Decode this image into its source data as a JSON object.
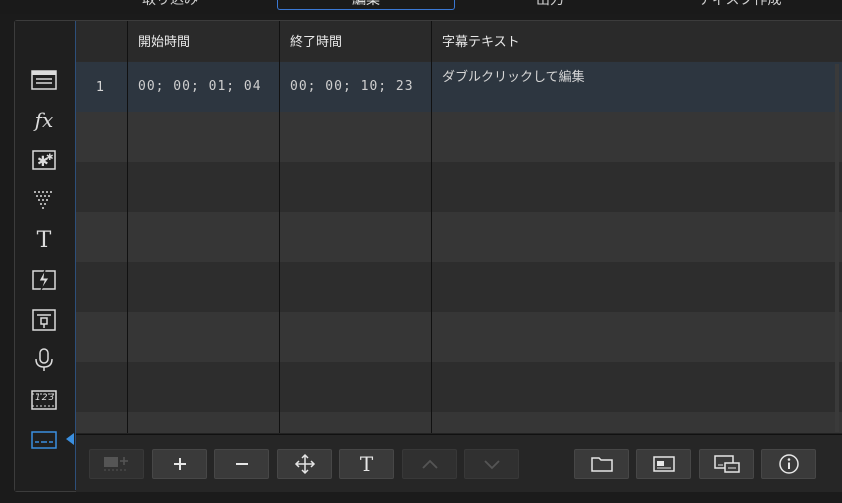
{
  "tabs": [
    {
      "label": "取り込み"
    },
    {
      "label": "編集"
    },
    {
      "label": "出力"
    },
    {
      "label": "ディスク作成"
    }
  ],
  "sidebar": {
    "items": [
      {
        "icon": "media-room-icon"
      },
      {
        "icon": "fx-icon",
        "label": "fx"
      },
      {
        "icon": "pip-objects-icon"
      },
      {
        "icon": "particle-icon"
      },
      {
        "icon": "title-icon",
        "label": "T"
      },
      {
        "icon": "transition-icon"
      },
      {
        "icon": "audio-mixing-icon"
      },
      {
        "icon": "voice-over-icon"
      },
      {
        "icon": "chapter-icon",
        "label": "123"
      },
      {
        "icon": "subtitle-icon",
        "active": true
      }
    ]
  },
  "table": {
    "columns": [
      "開始時間",
      "終了時間",
      "字幕テキスト"
    ],
    "rows": [
      {
        "index": "1",
        "start": "00; 00; 01; 04",
        "end": "00; 00; 10; 23",
        "text": "ダブルクリックして編集"
      }
    ]
  },
  "toolbar": {
    "buttons": [
      {
        "name": "add-subtitle-at-position-button",
        "icon": "film-plus-icon",
        "enabled": false
      },
      {
        "name": "add-subtitle-button",
        "icon": "plus-icon",
        "enabled": true
      },
      {
        "name": "remove-subtitle-button",
        "icon": "minus-icon",
        "enabled": true
      },
      {
        "name": "move-subtitle-button",
        "icon": "move-icon",
        "enabled": true
      },
      {
        "name": "text-format-button",
        "icon": "text-t-icon",
        "label": "T",
        "enabled": true
      },
      {
        "name": "move-up-button",
        "icon": "chevron-up-icon",
        "enabled": false
      },
      {
        "name": "move-down-button",
        "icon": "chevron-down-icon",
        "enabled": false
      },
      {
        "name": "import-subtitle-button",
        "icon": "folder-icon",
        "enabled": true
      },
      {
        "name": "subtitle-position-button",
        "icon": "screen-subtitle-icon",
        "enabled": true
      },
      {
        "name": "subtitle-settings-button",
        "icon": "subtitle-window-icon",
        "enabled": true
      },
      {
        "name": "info-button",
        "icon": "info-icon",
        "enabled": true
      }
    ]
  },
  "colors": {
    "accent": "#3a8fe0",
    "selected_row": "#2d3640"
  }
}
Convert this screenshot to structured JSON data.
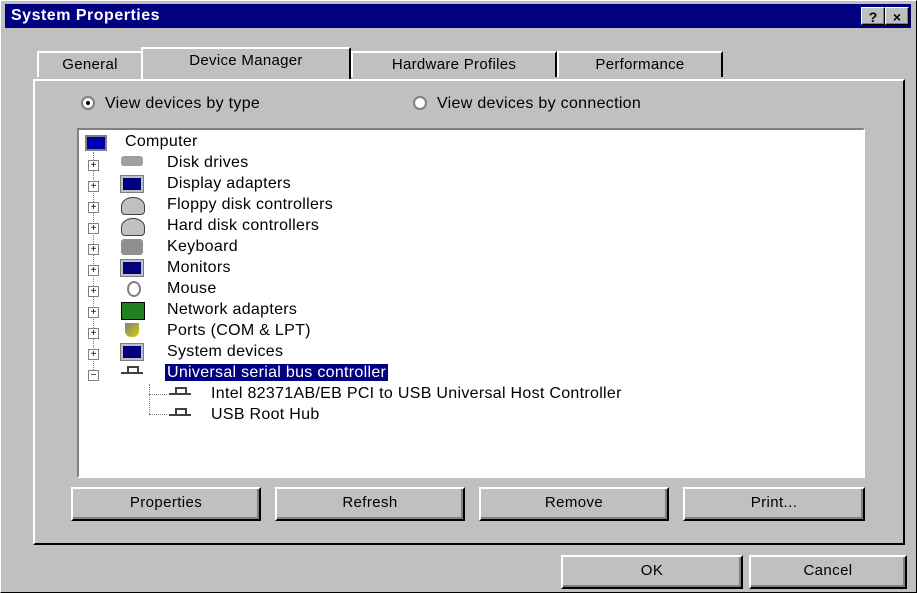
{
  "window": {
    "title": "System Properties",
    "help_label": "?",
    "close_label": "×"
  },
  "tabs": [
    {
      "label": "General"
    },
    {
      "label": "Device Manager"
    },
    {
      "label": "Hardware Profiles"
    },
    {
      "label": "Performance"
    }
  ],
  "view": {
    "by_type": "View devices by type",
    "by_connection": "View devices by connection",
    "selected": "by_type"
  },
  "tree": {
    "root": "Computer",
    "items": [
      {
        "label": "Disk drives",
        "icon": "disk-drive-icon"
      },
      {
        "label": "Display adapters",
        "icon": "display-adapter-icon"
      },
      {
        "label": "Floppy disk controllers",
        "icon": "floppy-controller-icon"
      },
      {
        "label": "Hard disk controllers",
        "icon": "hard-disk-controller-icon"
      },
      {
        "label": "Keyboard",
        "icon": "keyboard-icon"
      },
      {
        "label": "Monitors",
        "icon": "monitor-icon"
      },
      {
        "label": "Mouse",
        "icon": "mouse-icon"
      },
      {
        "label": "Network adapters",
        "icon": "network-adapter-icon"
      },
      {
        "label": "Ports (COM & LPT)",
        "icon": "port-icon"
      },
      {
        "label": "System devices",
        "icon": "system-devices-icon"
      },
      {
        "label": "Universal serial bus controller",
        "icon": "usb-icon",
        "selected": true,
        "expanded": true
      }
    ],
    "children": [
      {
        "label": "Intel 82371AB/EB PCI to USB Universal Host Controller",
        "icon": "usb-icon"
      },
      {
        "label": "USB Root Hub",
        "icon": "usb-icon"
      }
    ]
  },
  "buttons": {
    "properties": "Properties",
    "refresh": "Refresh",
    "remove": "Remove",
    "print": "Print...",
    "ok": "OK",
    "cancel": "Cancel"
  }
}
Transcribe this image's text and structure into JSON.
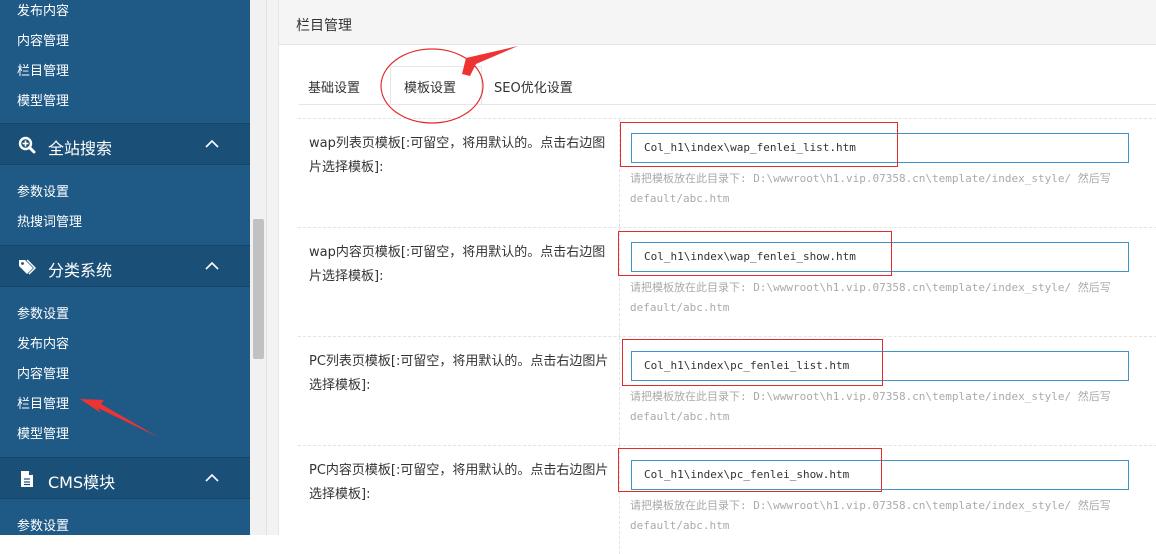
{
  "sidebar": {
    "top_items": [
      "发布内容",
      "内容管理",
      "栏目管理",
      "模型管理"
    ],
    "sections": [
      {
        "title": "全站搜索",
        "icon": "search-icon",
        "items": [
          "参数设置",
          "热搜词管理"
        ]
      },
      {
        "title": "分类系统",
        "icon": "tags-icon",
        "items": [
          "参数设置",
          "发布内容",
          "内容管理",
          "栏目管理",
          "模型管理"
        ]
      },
      {
        "title": "CMS模块",
        "icon": "file-icon",
        "items": [
          "参数设置"
        ]
      }
    ]
  },
  "panel": {
    "title": "栏目管理",
    "tabs": [
      "基础设置",
      "模板设置",
      "SEO优化设置"
    ],
    "active_tab": "模板设置"
  },
  "fields": [
    {
      "label": "wap列表页模板[:可留空，将用默认的。点击右边图片选择模板]:",
      "value": "Col_h1\\index\\wap_fenlei_list.htm",
      "hint": "请把模板放在此目录下: D:\\wwwroot\\h1.vip.07358.cn\\template/index_style/ 然后写",
      "hint2": "default/abc.htm"
    },
    {
      "label": "wap内容页模板[:可留空，将用默认的。点击右边图片选择模板]:",
      "value": "Col_h1\\index\\wap_fenlei_show.htm",
      "hint": "请把模板放在此目录下: D:\\wwwroot\\h1.vip.07358.cn\\template/index_style/ 然后写",
      "hint2": "default/abc.htm"
    },
    {
      "label": "PC列表页模板[:可留空，将用默认的。点击右边图片选择模板]:",
      "value": "Col_h1\\index\\pc_fenlei_list.htm",
      "hint": "请把模板放在此目录下: D:\\wwwroot\\h1.vip.07358.cn\\template/index_style/ 然后写",
      "hint2": "default/abc.htm"
    },
    {
      "label": "PC内容页模板[:可留空，将用默认的。点击右边图片选择模板]:",
      "value": "Col_h1\\index\\pc_fenlei_show.htm",
      "hint": "请把模板放在此目录下: D:\\wwwroot\\h1.vip.07358.cn\\template/index_style/ 然后写",
      "hint2": "default/abc.htm"
    }
  ],
  "annotation_color": "#e02c2c"
}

_ _ _ _

§ TASK OBJECTIVE: Output all the records, word for word, with no pictures in the copy.

§ TASK OUTPUT:
Decode this image into its source data as a JSON object.
{
  "tabs": [
    {
      "label": "取り込み"
    },
    {
      "label": "編集"
    },
    {
      "label": "出力"
    },
    {
      "label": "ディスク作成"
    }
  ],
  "sidebar": {
    "items": [
      {
        "icon": "media-room-icon"
      },
      {
        "icon": "fx-icon",
        "label": "fx"
      },
      {
        "icon": "pip-objects-icon"
      },
      {
        "icon": "particle-icon"
      },
      {
        "icon": "title-icon",
        "label": "T"
      },
      {
        "icon": "transition-icon"
      },
      {
        "icon": "audio-mixing-icon"
      },
      {
        "icon": "voice-over-icon"
      },
      {
        "icon": "chapter-icon",
        "label": "123"
      },
      {
        "icon": "subtitle-icon",
        "active": true
      }
    ]
  },
  "table": {
    "columns": [
      "開始時間",
      "終了時間",
      "字幕テキスト"
    ],
    "rows": [
      {
        "index": "1",
        "start": "00; 00; 01; 04",
        "end": "00; 00; 10; 23",
        "text": "ダブルクリックして編集"
      }
    ]
  },
  "toolbar": {
    "buttons": [
      {
        "name": "add-subtitle-at-position-button",
        "icon": "film-plus-icon",
        "enabled": false
      },
      {
        "name": "add-subtitle-button",
        "icon": "plus-icon",
        "enabled": true
      },
      {
        "name": "remove-subtitle-button",
        "icon": "minus-icon",
        "enabled": true
      },
      {
        "name": "move-subtitle-button",
        "icon": "move-icon",
        "enabled": true
      },
      {
        "name": "text-format-button",
        "icon": "text-t-icon",
        "label": "T",
        "enabled": true
      },
      {
        "name": "move-up-button",
        "icon": "chevron-up-icon",
        "enabled": false
      },
      {
        "name": "move-down-button",
        "icon": "chevron-down-icon",
        "enabled": false
      },
      {
        "name": "import-subtitle-button",
        "icon": "folder-icon",
        "enabled": true
      },
      {
        "name": "subtitle-position-button",
        "icon": "screen-subtitle-icon",
        "enabled": true
      },
      {
        "name": "subtitle-settings-button",
        "icon": "subtitle-window-icon",
        "enabled": true
      },
      {
        "name": "info-button",
        "icon": "info-icon",
        "enabled": true
      }
    ]
  },
  "colors": {
    "accent": "#3a8fe0",
    "selected_row": "#2d3640"
  }
}
Convert this screenshot to structured JSON data.
{
  "window": {
    "title": "System Properties",
    "help_label": "?",
    "close_label": "×"
  },
  "tabs": [
    {
      "label": "General"
    },
    {
      "label": "Device Manager"
    },
    {
      "label": "Hardware Profiles"
    },
    {
      "label": "Performance"
    }
  ],
  "view": {
    "by_type": "View devices by type",
    "by_connection": "View devices by connection",
    "selected": "by_type"
  },
  "tree": {
    "root": "Computer",
    "items": [
      {
        "label": "Disk drives",
        "icon": "disk-drive-icon"
      },
      {
        "label": "Display adapters",
        "icon": "display-adapter-icon"
      },
      {
        "label": "Floppy disk controllers",
        "icon": "floppy-controller-icon"
      },
      {
        "label": "Hard disk controllers",
        "icon": "hard-disk-controller-icon"
      },
      {
        "label": "Keyboard",
        "icon": "keyboard-icon"
      },
      {
        "label": "Monitors",
        "icon": "monitor-icon"
      },
      {
        "label": "Mouse",
        "icon": "mouse-icon"
      },
      {
        "label": "Network adapters",
        "icon": "network-adapter-icon"
      },
      {
        "label": "Ports (COM & LPT)",
        "icon": "port-icon"
      },
      {
        "label": "System devices",
        "icon": "system-devices-icon"
      },
      {
        "label": "Universal serial bus controller",
        "icon": "usb-icon",
        "selected": true,
        "expanded": true
      }
    ],
    "children": [
      {
        "label": "Intel 82371AB/EB PCI to USB Universal Host Controller",
        "icon": "usb-icon"
      },
      {
        "label": "USB Root Hub",
        "icon": "usb-icon"
      }
    ]
  },
  "buttons": {
    "properties": "Properties",
    "refresh": "Refresh",
    "remove": "Remove",
    "print": "Print...",
    "ok": "OK",
    "cancel": "Cancel"
  }
}
Transcribe this image's text and structure into JSON.
{
  "sidebar": {
    "top_items": [
      "发布内容",
      "内容管理",
      "栏目管理",
      "模型管理"
    ],
    "sections": [
      {
        "title": "全站搜索",
        "icon": "search-icon",
        "items": [
          "参数设置",
          "热搜词管理"
        ]
      },
      {
        "title": "分类系统",
        "icon": "tags-icon",
        "items": [
          "参数设置",
          "发布内容",
          "内容管理",
          "栏目管理",
          "模型管理"
        ]
      },
      {
        "title": "CMS模块",
        "icon": "file-icon",
        "items": [
          "参数设置"
        ]
      }
    ]
  },
  "panel": {
    "title": "栏目管理",
    "tabs": [
      "基础设置",
      "模板设置",
      "SEO优化设置"
    ],
    "active_tab": "模板设置"
  },
  "fields": [
    {
      "label": "wap列表页模板[:可留空，将用默认的。点击右边图片选择模板]:",
      "value": "Col_h1\\index\\wap_fenlei_list.htm",
      "hint": "请把模板放在此目录下: D:\\wwwroot\\h1.vip.07358.cn\\template/index_style/ 然后写",
      "hint2": "default/abc.htm"
    },
    {
      "label": "wap内容页模板[:可留空，将用默认的。点击右边图片选择模板]:",
      "value": "Col_h1\\index\\wap_fenlei_show.htm",
      "hint": "请把模板放在此目录下: D:\\wwwroot\\h1.vip.07358.cn\\template/index_style/ 然后写",
      "hint2": "default/abc.htm"
    },
    {
      "label": "PC列表页模板[:可留空，将用默认的。点击右边图片选择模板]:",
      "value": "Col_h1\\index\\pc_fenlei_list.htm",
      "hint": "请把模板放在此目录下: D:\\wwwroot\\h1.vip.07358.cn\\template/index_style/ 然后写",
      "hint2": "default/abc.htm"
    },
    {
      "label": "PC内容页模板[:可留空，将用默认的。点击右边图片选择模板]:",
      "value": "Col_h1\\index\\pc_fenlei_show.htm",
      "hint": "请把模板放在此目录下: D:\\wwwroot\\h1.vip.07358.cn\\template/index_style/ 然后写",
      "hint2": "default/abc.htm"
    }
  ],
  "annotation_color": "#e02c2c"
}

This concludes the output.